## BEGIN

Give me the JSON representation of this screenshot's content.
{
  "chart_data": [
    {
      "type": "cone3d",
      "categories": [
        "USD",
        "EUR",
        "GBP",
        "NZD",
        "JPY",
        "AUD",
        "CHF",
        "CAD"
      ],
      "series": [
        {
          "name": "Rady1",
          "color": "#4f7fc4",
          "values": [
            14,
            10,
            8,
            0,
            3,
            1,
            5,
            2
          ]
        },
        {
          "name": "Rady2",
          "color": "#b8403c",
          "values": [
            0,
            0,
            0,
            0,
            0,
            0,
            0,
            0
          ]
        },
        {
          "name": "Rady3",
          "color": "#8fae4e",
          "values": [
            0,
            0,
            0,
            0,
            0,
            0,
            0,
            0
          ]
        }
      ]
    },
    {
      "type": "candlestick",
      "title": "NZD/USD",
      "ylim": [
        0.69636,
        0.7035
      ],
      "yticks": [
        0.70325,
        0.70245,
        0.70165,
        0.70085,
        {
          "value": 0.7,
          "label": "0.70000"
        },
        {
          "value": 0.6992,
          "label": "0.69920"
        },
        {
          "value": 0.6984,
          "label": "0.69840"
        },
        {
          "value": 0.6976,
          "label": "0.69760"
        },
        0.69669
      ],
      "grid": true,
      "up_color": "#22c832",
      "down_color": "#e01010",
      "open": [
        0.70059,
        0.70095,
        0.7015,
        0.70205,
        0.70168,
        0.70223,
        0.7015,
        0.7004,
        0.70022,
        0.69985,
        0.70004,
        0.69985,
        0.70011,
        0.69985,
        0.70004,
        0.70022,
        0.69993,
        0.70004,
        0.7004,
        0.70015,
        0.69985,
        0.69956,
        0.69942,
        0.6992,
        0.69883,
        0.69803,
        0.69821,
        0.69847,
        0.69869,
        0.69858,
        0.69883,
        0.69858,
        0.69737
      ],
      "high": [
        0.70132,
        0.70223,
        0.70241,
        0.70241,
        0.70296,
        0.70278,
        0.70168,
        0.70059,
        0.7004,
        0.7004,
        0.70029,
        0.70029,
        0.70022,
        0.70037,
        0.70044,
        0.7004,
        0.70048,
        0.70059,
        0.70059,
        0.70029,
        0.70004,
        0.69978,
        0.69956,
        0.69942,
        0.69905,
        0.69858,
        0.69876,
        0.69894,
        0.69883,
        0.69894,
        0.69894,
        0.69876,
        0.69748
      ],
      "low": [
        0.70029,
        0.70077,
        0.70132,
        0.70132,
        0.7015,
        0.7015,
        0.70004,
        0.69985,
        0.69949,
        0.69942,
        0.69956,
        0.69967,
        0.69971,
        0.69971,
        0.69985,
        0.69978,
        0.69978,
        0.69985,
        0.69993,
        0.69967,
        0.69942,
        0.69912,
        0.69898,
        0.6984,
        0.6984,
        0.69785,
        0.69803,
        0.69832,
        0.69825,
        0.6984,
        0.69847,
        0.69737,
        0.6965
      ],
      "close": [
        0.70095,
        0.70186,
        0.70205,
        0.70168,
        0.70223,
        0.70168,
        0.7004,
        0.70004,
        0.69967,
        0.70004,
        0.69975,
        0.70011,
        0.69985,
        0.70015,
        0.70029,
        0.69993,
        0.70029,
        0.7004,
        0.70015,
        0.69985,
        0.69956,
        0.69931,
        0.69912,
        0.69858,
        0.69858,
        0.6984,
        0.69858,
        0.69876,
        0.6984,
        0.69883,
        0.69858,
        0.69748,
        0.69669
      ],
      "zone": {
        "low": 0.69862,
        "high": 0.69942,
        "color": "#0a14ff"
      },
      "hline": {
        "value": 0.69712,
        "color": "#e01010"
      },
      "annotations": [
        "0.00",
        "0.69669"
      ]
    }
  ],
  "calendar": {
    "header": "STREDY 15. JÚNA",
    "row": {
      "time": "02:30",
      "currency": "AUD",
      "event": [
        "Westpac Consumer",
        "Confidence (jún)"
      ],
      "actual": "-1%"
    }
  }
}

## END

What you need to do — Retype all of the data shown above, word for word.

Task answer —
Give me the JSON representation of this screenshot's content.
{
  "chart_data": [
    {
      "type": "cone3d",
      "categories": [
        "USD",
        "EUR",
        "GBP",
        "NZD",
        "JPY",
        "AUD",
        "CHF",
        "CAD"
      ],
      "series": [
        {
          "name": "Rady1",
          "color": "#4f7fc4",
          "values": [
            14,
            10,
            8,
            0,
            3,
            1,
            5,
            2
          ]
        },
        {
          "name": "Rady2",
          "color": "#b8403c",
          "values": [
            0,
            0,
            0,
            0,
            0,
            0,
            0,
            0
          ]
        },
        {
          "name": "Rady3",
          "color": "#8fae4e",
          "values": [
            0,
            0,
            0,
            0,
            0,
            0,
            0,
            0
          ]
        }
      ]
    },
    {
      "type": "candlestick",
      "title": "NZD/USD",
      "ylim": [
        0.69636,
        0.7035
      ],
      "yticks": [
        0.70325,
        0.70245,
        0.70165,
        0.70085,
        {
          "value": 0.7,
          "label": "0.70000"
        },
        {
          "value": 0.6992,
          "label": "0.69920"
        },
        {
          "value": 0.6984,
          "label": "0.69840"
        },
        {
          "value": 0.6976,
          "label": "0.69760"
        },
        0.69669
      ],
      "grid": true,
      "up_color": "#22c832",
      "down_color": "#e01010",
      "open": [
        0.70059,
        0.70095,
        0.7015,
        0.70205,
        0.70168,
        0.70223,
        0.7015,
        0.7004,
        0.70022,
        0.69985,
        0.70004,
        0.69985,
        0.70011,
        0.69985,
        0.70004,
        0.70022,
        0.69993,
        0.70004,
        0.7004,
        0.70015,
        0.69985,
        0.69956,
        0.69942,
        0.6992,
        0.69883,
        0.69803,
        0.69821,
        0.69847,
        0.69869,
        0.69858,
        0.69883,
        0.69858,
        0.69737
      ],
      "high": [
        0.70132,
        0.70223,
        0.70241,
        0.70241,
        0.70296,
        0.70278,
        0.70168,
        0.70059,
        0.7004,
        0.7004,
        0.70029,
        0.70029,
        0.70022,
        0.70037,
        0.70044,
        0.7004,
        0.70048,
        0.70059,
        0.70059,
        0.70029,
        0.70004,
        0.69978,
        0.69956,
        0.69942,
        0.69905,
        0.69858,
        0.69876,
        0.69894,
        0.69883,
        0.69894,
        0.69894,
        0.69876,
        0.69748
      ],
      "low": [
        0.70029,
        0.70077,
        0.70132,
        0.70132,
        0.7015,
        0.7015,
        0.70004,
        0.69985,
        0.69949,
        0.69942,
        0.69956,
        0.69967,
        0.69971,
        0.69971,
        0.69985,
        0.69978,
        0.69978,
        0.69985,
        0.69993,
        0.69967,
        0.69942,
        0.69912,
        0.69898,
        0.6984,
        0.6984,
        0.69785,
        0.69803,
        0.69832,
        0.69825,
        0.6984,
        0.69847,
        0.69737,
        0.6965
      ],
      "close": [
        0.70095,
        0.70186,
        0.70205,
        0.70168,
        0.70223,
        0.70168,
        0.7004,
        0.70004,
        0.69967,
        0.70004,
        0.69975,
        0.70011,
        0.69985,
        0.70015,
        0.70029,
        0.69993,
        0.70029,
        0.7004,
        0.70015,
        0.69985,
        0.69956,
        0.69931,
        0.69912,
        0.69858,
        0.69858,
        0.6984,
        0.69858,
        0.69876,
        0.6984,
        0.69883,
        0.69858,
        0.69748,
        0.69669
      ],
      "zone": {
        "low": 0.69862,
        "high": 0.69942,
        "color": "#0a14ff"
      },
      "hline": {
        "value": 0.69712,
        "color": "#e01010"
      },
      "annotations": [
        "0.00",
        "0.69669"
      ]
    }
  ],
  "calendar": {
    "header": "STREDY 15. JÚNA",
    "row": {
      "time": "02:30",
      "currency": "AUD",
      "event": [
        "Westpac Consumer",
        "Confidence (jún)"
      ],
      "actual": "-1%"
    }
  }
}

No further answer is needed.